** begin RECORDS FOR THIS EXERCISE **

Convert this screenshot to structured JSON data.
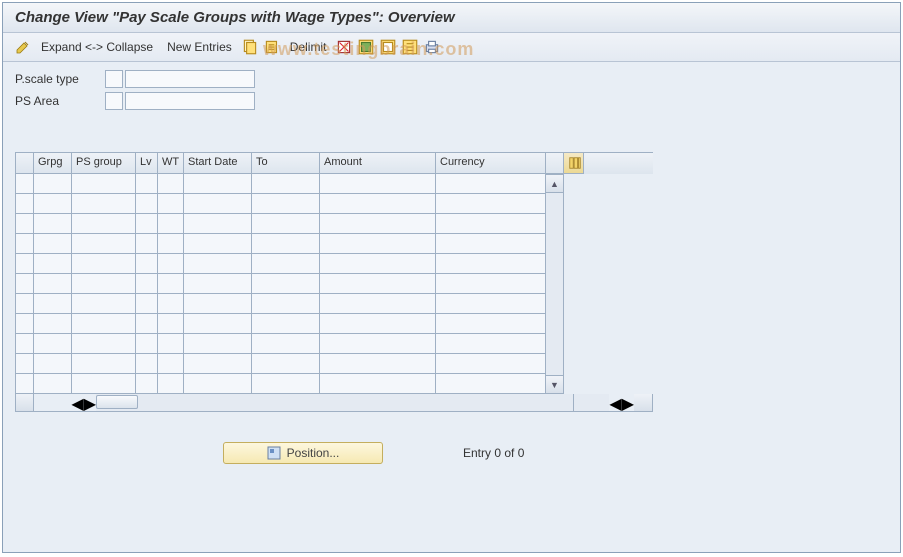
{
  "title": "Change View \"Pay Scale Groups with Wage Types\": Overview",
  "toolbar": {
    "expand_collapse": "Expand <-> Collapse",
    "new_entries": "New Entries",
    "delimit": "Delimit"
  },
  "filters": {
    "pscale_type_label": "P.scale type",
    "pscale_type_code": "",
    "pscale_type_value": "",
    "ps_area_label": "PS Area",
    "ps_area_code": "",
    "ps_area_value": ""
  },
  "grid": {
    "columns": {
      "grpg": "Grpg",
      "ps_group": "PS group",
      "lv": "Lv",
      "wt": "WT",
      "start_date": "Start Date",
      "to": "To",
      "amount": "Amount",
      "currency": "Currency"
    },
    "rows": []
  },
  "footer": {
    "position_label": "Position...",
    "entry_text": "Entry 0 of 0"
  },
  "watermark": "www.testingbrain.com"
}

** end RECORDS FOR THIS EXERCISE **

▶ THE EXERCISE:
Reproduce each record from above exactly; pictures do not belong in the copy.

▶ THE OUTPUT:
Convert this screenshot to structured JSON data.
{
  "title": "Change View \"Pay Scale Groups with Wage Types\": Overview",
  "toolbar": {
    "expand_collapse": "Expand <-> Collapse",
    "new_entries": "New Entries",
    "delimit": "Delimit"
  },
  "filters": {
    "pscale_type_label": "P.scale type",
    "pscale_type_code": "",
    "pscale_type_value": "",
    "ps_area_label": "PS Area",
    "ps_area_code": "",
    "ps_area_value": ""
  },
  "grid": {
    "columns": {
      "grpg": "Grpg",
      "ps_group": "PS group",
      "lv": "Lv",
      "wt": "WT",
      "start_date": "Start Date",
      "to": "To",
      "amount": "Amount",
      "currency": "Currency"
    },
    "rows": []
  },
  "footer": {
    "position_label": "Position...",
    "entry_text": "Entry 0 of 0"
  },
  "watermark": "www.testingbrain.com"
}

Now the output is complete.